Transcribe the passage of the Doueihi article from "The restructure means" to "in the halves." word for word.

— START OF SELECTION —

Brasher backs Tigers' call to return Doueihi to No.6

Wests Tigers' Adam Doueihi has been moved back to five-eighth after a fortnight in the No.1 jersey. (Jono Searle/AAP PHOTOS) (AAP)

Balmain great Tim Brasher has urged Wests Tigers to keep Adam Doueihi in the halves, insistent he is not a NRL fullback.

The Tigers' two-week experiment with Doueihi at No.1 was abandoned on Tuesday, with the playmaker named to partner Luke Brooks at five-eighth against Parramatta and Charlie Staines listed as fullback.

The restructure means the Tigers will have their fourth spine change in as many weeks, with the winless club struggling at the bottom of the ladder.

Brasher spent nine seasons as Balmain's fullback, and also played under current Tigers coach Tim Sheens at North Queensland.

And he is confident the right way for Sheens to arrest the Tigers' slump is with the club's best attacking spark in the halves.

"Doueihi is a fantastic player, as a five-eighth," Brasher told AAP.

— END OF SELECTION —
— START OF COLLECTED DATA —

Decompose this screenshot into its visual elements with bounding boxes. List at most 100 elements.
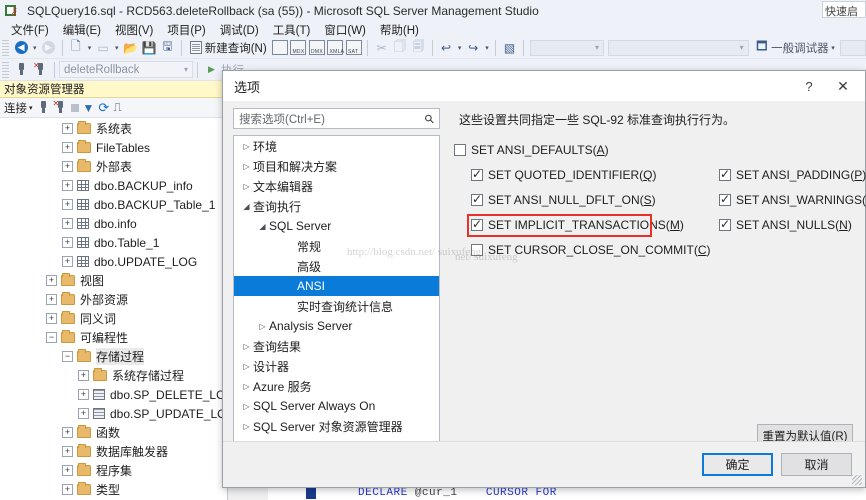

— END OF COLLECTED DATA —

=== SOLUTION TO THE PROBLEM ===
The restructure means the Tigers will have their fourth spine change in as many weeks, with the winless club struggling at the bottom of the ladder.

Brasher spent nine seasons as Balmain's fullback, and also played under current Tigers coach Tim Sheens at North Queensland.

And he is confident the right way for Sheens to arrest the Tigers' slump is with the club's best attacking spark in the halves.